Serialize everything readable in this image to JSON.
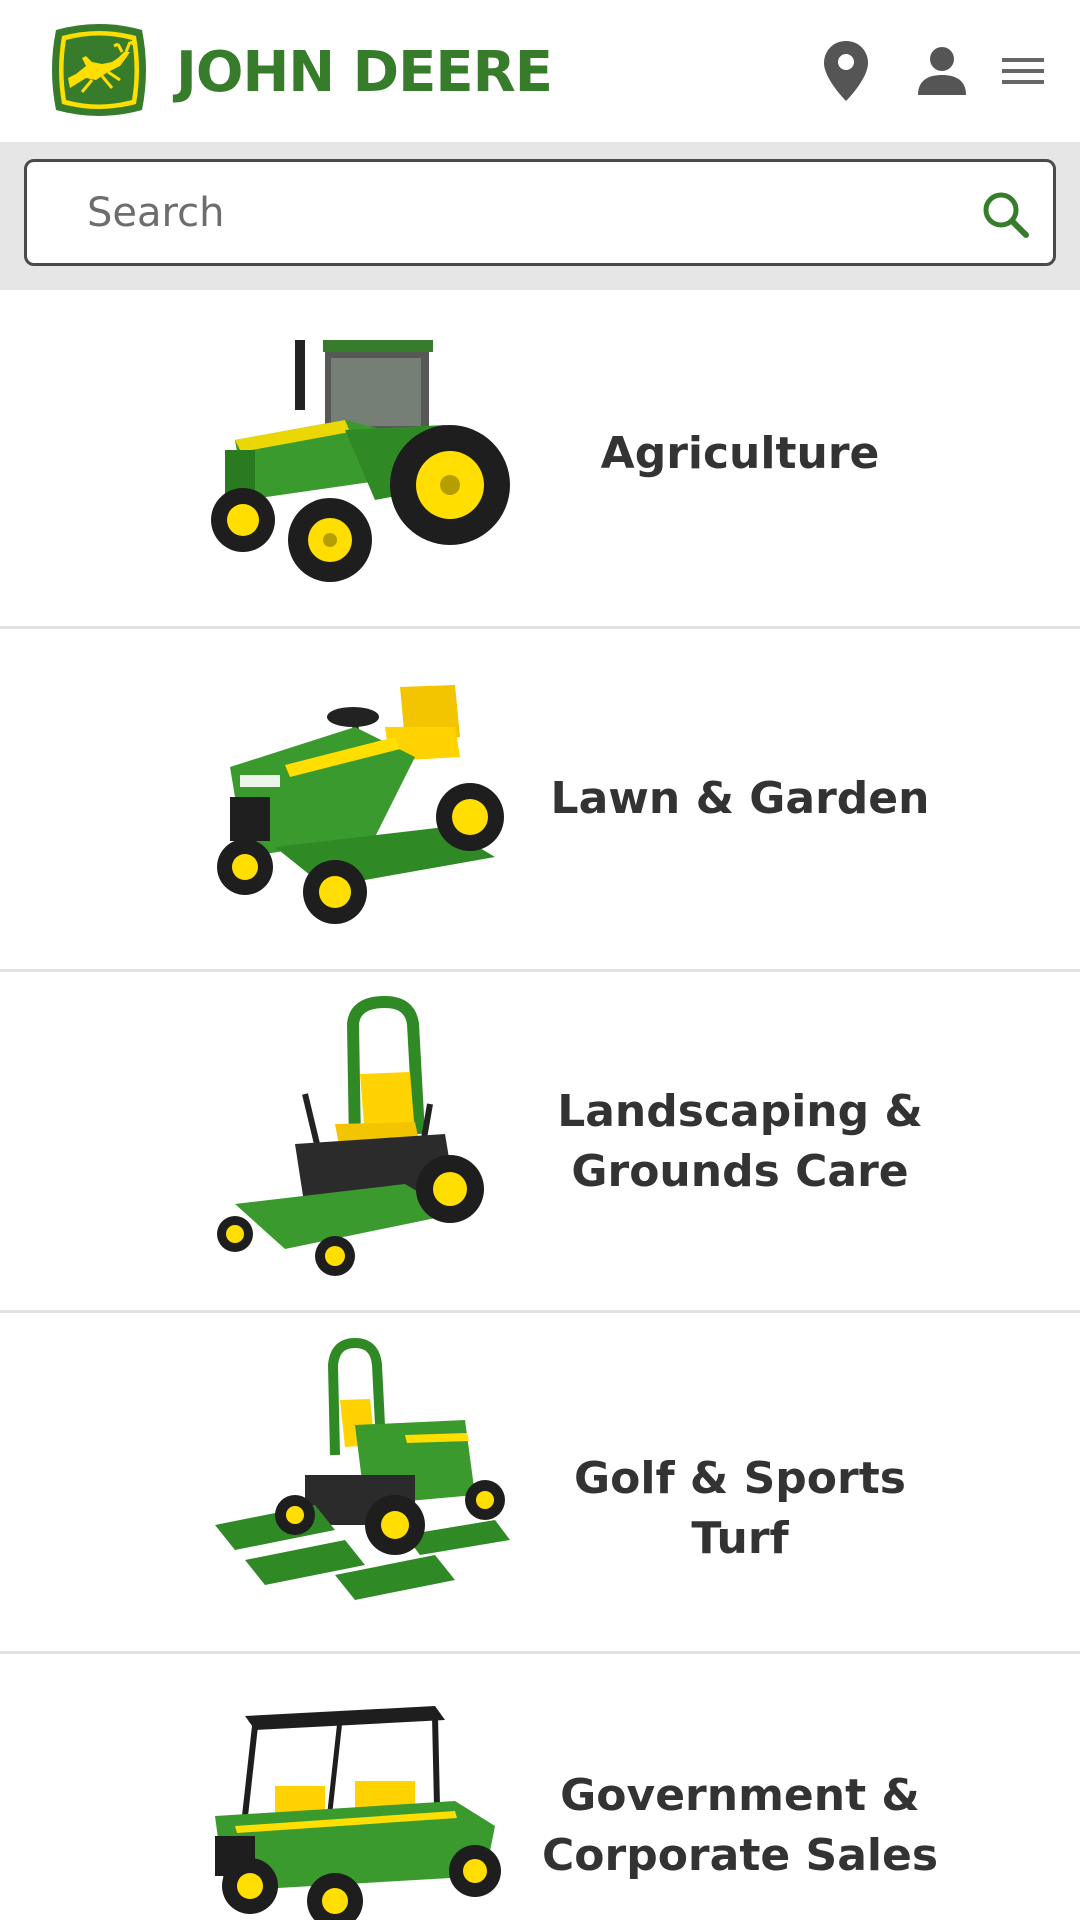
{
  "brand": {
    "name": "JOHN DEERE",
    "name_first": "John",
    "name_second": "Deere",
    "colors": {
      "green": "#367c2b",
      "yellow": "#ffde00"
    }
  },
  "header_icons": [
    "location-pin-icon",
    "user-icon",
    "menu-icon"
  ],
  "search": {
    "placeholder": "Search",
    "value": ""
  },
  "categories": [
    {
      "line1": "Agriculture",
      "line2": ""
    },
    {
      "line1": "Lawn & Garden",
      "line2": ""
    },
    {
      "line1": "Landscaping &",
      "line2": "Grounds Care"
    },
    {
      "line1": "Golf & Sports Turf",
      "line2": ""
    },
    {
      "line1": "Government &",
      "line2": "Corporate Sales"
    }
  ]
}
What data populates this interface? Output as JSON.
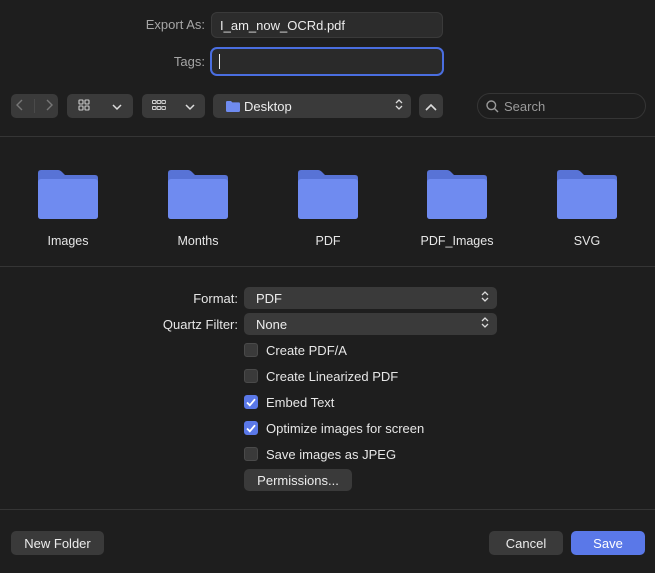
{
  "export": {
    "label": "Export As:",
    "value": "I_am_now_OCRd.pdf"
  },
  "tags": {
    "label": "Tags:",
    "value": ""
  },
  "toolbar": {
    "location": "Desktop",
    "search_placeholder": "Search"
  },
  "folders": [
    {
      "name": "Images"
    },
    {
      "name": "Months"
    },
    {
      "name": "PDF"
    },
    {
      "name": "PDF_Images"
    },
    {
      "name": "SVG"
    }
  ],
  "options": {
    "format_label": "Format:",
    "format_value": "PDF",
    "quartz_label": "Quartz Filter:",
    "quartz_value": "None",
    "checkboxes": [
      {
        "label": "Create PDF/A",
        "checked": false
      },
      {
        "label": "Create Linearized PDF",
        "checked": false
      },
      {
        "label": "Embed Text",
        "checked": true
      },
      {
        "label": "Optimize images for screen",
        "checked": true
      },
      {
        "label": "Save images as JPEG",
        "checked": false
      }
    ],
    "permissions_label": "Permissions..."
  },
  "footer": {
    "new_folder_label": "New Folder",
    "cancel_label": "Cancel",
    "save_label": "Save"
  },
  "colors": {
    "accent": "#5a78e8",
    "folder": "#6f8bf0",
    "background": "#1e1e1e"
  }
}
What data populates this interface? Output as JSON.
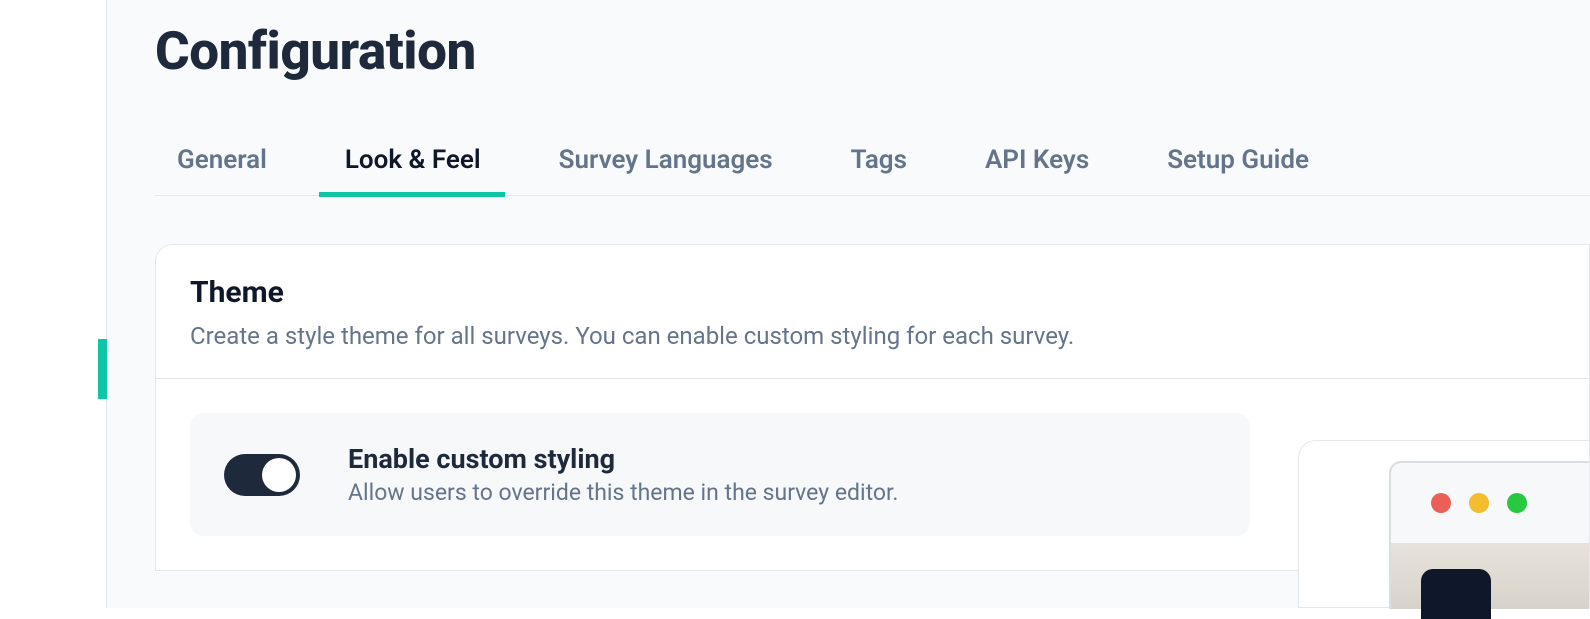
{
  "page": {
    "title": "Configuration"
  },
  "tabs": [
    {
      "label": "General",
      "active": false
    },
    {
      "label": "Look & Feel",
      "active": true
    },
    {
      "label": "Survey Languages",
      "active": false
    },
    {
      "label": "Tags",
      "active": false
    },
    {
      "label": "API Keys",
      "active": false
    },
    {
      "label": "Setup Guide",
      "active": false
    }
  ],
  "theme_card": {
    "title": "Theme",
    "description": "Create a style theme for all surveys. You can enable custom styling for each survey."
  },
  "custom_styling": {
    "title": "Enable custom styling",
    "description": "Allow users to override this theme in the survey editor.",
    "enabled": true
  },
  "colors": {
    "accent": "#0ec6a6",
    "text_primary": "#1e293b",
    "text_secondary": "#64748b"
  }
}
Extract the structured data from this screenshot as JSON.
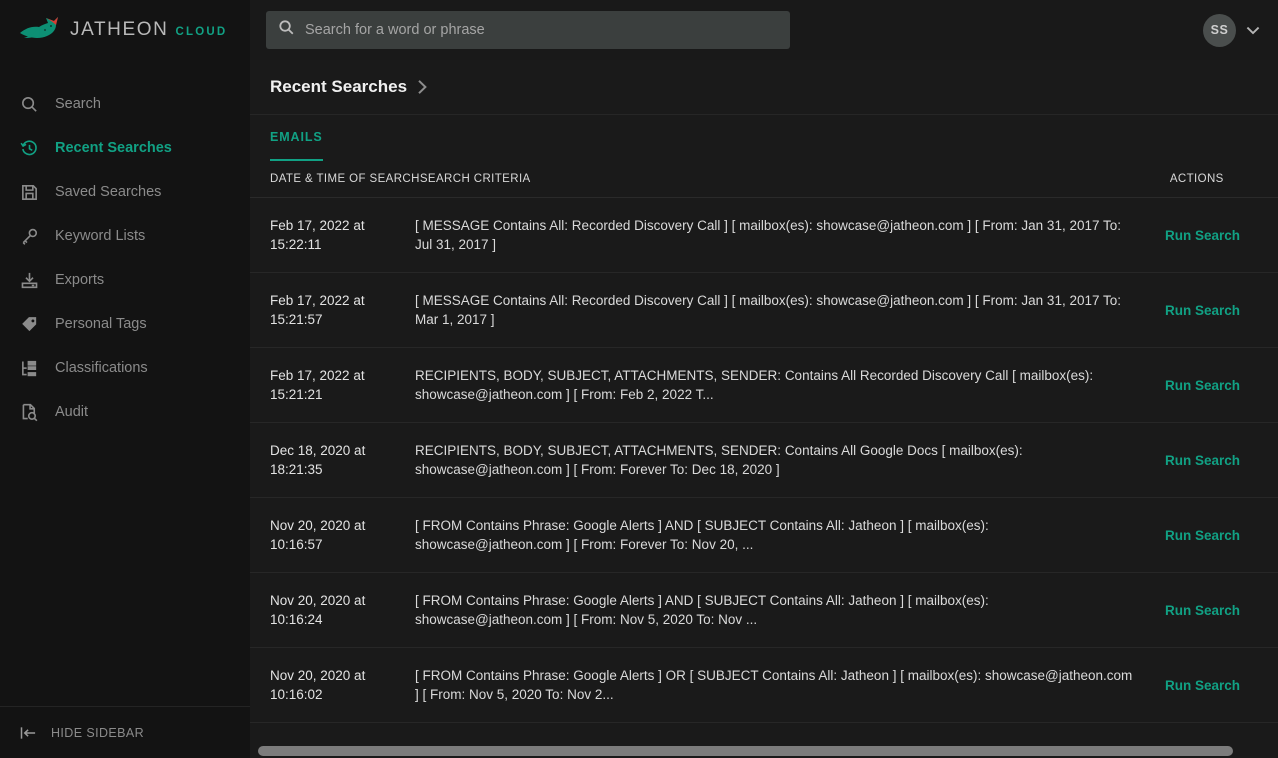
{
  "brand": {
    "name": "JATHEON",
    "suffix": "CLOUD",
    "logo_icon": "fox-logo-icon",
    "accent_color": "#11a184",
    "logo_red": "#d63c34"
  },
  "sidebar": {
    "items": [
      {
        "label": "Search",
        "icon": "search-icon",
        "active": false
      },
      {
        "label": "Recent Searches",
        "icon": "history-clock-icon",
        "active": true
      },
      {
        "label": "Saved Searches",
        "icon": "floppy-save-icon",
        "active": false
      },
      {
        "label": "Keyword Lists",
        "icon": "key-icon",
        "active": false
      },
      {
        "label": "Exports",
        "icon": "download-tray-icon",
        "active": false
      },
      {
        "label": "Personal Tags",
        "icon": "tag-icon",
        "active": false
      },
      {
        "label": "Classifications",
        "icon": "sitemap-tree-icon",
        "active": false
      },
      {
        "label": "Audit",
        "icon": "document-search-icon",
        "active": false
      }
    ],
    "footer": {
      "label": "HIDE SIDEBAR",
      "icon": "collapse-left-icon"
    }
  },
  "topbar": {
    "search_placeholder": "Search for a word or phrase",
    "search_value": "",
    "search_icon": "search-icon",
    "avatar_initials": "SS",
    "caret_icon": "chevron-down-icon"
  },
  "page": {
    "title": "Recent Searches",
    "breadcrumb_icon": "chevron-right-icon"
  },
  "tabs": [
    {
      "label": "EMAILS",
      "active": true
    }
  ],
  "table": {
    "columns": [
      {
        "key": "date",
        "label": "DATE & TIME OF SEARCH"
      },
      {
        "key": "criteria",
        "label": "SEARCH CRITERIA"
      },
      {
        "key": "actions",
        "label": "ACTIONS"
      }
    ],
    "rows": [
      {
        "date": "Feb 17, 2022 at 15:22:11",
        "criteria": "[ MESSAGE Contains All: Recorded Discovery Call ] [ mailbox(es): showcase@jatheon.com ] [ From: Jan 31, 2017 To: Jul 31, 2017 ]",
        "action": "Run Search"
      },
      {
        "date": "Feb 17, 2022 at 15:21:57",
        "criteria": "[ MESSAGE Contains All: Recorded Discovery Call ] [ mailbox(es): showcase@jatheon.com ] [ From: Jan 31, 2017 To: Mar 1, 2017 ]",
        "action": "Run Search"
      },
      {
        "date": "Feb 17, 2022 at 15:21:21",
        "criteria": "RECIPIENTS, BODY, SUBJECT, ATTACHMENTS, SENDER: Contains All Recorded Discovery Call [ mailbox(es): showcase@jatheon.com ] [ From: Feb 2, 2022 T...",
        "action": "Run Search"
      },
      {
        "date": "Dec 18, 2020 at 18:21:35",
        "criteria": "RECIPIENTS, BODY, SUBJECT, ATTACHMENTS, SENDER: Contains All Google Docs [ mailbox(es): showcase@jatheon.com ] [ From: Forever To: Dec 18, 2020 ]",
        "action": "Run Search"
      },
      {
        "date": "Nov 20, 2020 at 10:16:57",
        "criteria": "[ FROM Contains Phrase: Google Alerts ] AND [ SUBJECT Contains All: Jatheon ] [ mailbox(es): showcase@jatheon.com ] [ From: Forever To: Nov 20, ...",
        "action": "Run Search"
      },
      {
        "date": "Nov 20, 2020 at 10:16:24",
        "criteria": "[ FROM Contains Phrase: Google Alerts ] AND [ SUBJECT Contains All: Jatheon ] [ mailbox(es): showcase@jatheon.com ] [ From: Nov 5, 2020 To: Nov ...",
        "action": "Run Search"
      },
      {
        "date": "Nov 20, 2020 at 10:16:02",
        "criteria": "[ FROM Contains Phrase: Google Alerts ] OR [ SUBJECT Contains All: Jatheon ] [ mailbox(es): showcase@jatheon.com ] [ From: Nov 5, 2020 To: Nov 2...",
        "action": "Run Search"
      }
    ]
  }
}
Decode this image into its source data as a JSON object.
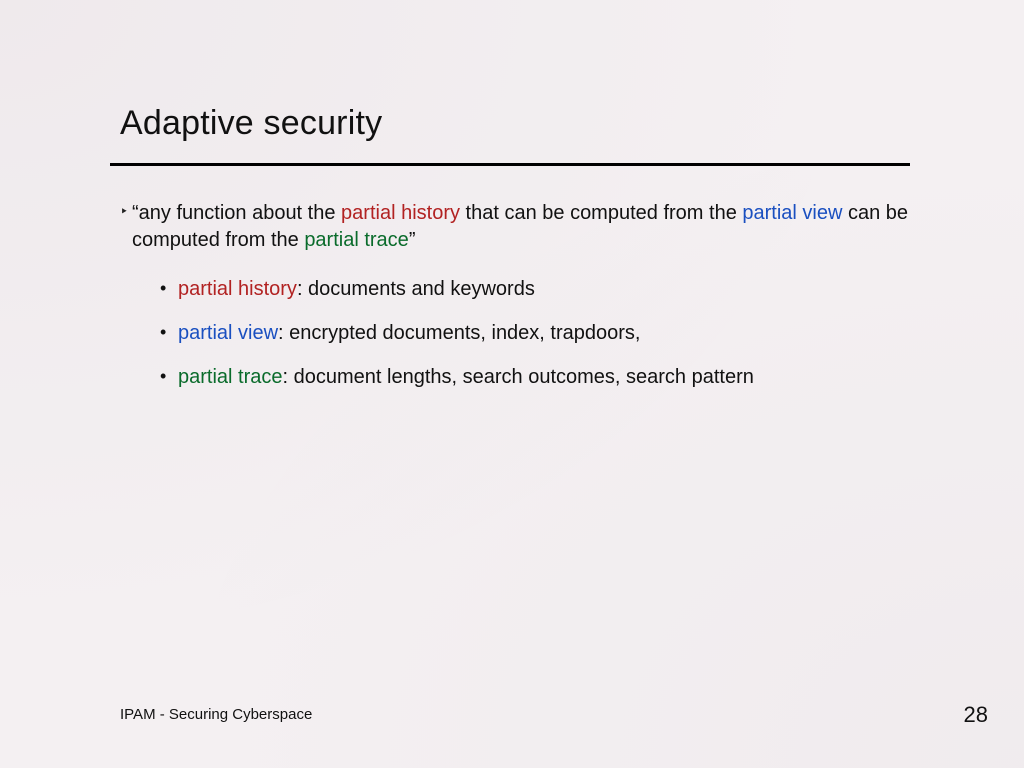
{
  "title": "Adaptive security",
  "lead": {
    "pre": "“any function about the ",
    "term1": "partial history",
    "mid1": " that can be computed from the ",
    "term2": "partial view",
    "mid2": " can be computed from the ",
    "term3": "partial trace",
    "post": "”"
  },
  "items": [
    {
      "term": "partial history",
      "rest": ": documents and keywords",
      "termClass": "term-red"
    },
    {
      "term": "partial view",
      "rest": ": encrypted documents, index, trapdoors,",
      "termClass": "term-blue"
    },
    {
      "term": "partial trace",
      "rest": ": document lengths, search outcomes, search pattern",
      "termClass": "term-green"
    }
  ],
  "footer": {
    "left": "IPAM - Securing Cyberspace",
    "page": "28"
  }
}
■ ■ ■ ■ ■
Look through the entries above; copy each line where the string "this" appears.

Serialize everything readable in this image to JSON.
What data populates this interface? Output as JSON.
What data populates this interface? Output as JSON.
    "description": "Allow users to override this theme in the survey editor.",
Extract the structured data from this screenshot as JSON.
Decode this image into its source data as a JSON object.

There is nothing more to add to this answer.